(Data items)

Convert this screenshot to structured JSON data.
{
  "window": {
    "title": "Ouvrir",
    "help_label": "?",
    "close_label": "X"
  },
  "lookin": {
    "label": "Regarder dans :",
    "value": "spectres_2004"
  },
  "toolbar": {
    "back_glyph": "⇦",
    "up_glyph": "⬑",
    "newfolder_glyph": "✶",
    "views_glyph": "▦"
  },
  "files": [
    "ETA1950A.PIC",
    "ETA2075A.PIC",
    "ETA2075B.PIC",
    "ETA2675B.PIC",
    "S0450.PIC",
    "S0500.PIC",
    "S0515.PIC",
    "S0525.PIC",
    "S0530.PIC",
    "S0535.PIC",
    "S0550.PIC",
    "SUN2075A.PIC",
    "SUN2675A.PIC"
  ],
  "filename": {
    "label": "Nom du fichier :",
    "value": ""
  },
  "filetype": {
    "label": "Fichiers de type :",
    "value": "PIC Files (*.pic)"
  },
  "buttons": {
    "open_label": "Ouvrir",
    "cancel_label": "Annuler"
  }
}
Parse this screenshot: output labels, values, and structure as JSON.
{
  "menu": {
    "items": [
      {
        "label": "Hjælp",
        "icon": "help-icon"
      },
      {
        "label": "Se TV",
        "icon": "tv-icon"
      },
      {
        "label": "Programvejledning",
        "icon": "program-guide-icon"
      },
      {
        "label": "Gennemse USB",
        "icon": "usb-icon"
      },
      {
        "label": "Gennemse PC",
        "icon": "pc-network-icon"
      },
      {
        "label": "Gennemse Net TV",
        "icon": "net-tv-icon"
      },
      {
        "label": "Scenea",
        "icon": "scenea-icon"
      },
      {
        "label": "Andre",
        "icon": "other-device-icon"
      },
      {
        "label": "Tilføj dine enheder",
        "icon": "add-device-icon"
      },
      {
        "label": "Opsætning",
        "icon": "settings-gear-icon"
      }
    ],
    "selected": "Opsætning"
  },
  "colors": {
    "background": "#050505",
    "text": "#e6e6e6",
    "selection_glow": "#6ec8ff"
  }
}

### EXERCISE DETAILS:
All of the entries need to be reproduced exactly; please write them out.

### ANSWER TO THIS PROBLEM:
Convert this screenshot to structured JSON data.
{
  "window": {
    "title": "Ouvrir",
    "help_label": "?",
    "close_label": "X"
  },
  "lookin": {
    "label": "Regarder dans :",
    "value": "spectres_2004"
  },
  "toolbar": {
    "back_glyph": "⇦",
    "up_glyph": "⬑",
    "newfolder_glyph": "✶",
    "views_glyph": "▦"
  },
  "files": [
    "ETA1950A.PIC",
    "ETA2075A.PIC",
    "ETA2075B.PIC",
    "ETA2675B.PIC",
    "S0450.PIC",
    "S0500.PIC",
    "S0515.PIC",
    "S0525.PIC",
    "S0530.PIC",
    "S0535.PIC",
    "S0550.PIC",
    "SUN2075A.PIC",
    "SUN2675A.PIC"
  ],
  "filename": {
    "label": "Nom du fichier :",
    "value": ""
  },
  "filetype": {
    "label": "Fichiers de type :",
    "value": "PIC Files (*.pic)"
  },
  "buttons": {
    "open_label": "Ouvrir",
    "cancel_label": "Annuler"
  }
}
Parse this screenshot: output labels, values, and structure as JSON.
{
  "menu": {
    "items": [
      {
        "label": "Hjælp",
        "icon": "help-icon"
      },
      {
        "label": "Se TV",
        "icon": "tv-icon"
      },
      {
        "label": "Programvejledning",
        "icon": "program-guide-icon"
      },
      {
        "label": "Gennemse USB",
        "icon": "usb-icon"
      },
      {
        "label": "Gennemse PC",
        "icon": "pc-network-icon"
      },
      {
        "label": "Gennemse Net TV",
        "icon": "net-tv-icon"
      },
      {
        "label": "Scenea",
        "icon": "scenea-icon"
      },
      {
        "label": "Andre",
        "icon": "other-device-icon"
      },
      {
        "label": "Tilføj dine enheder",
        "icon": "add-device-icon"
      },
      {
        "label": "Opsætning",
        "icon": "settings-gear-icon"
      }
    ],
    "selected": "Opsætning"
  },
  "colors": {
    "background": "#050505",
    "text": "#e6e6e6",
    "selection_glow": "#6ec8ff"
  }
}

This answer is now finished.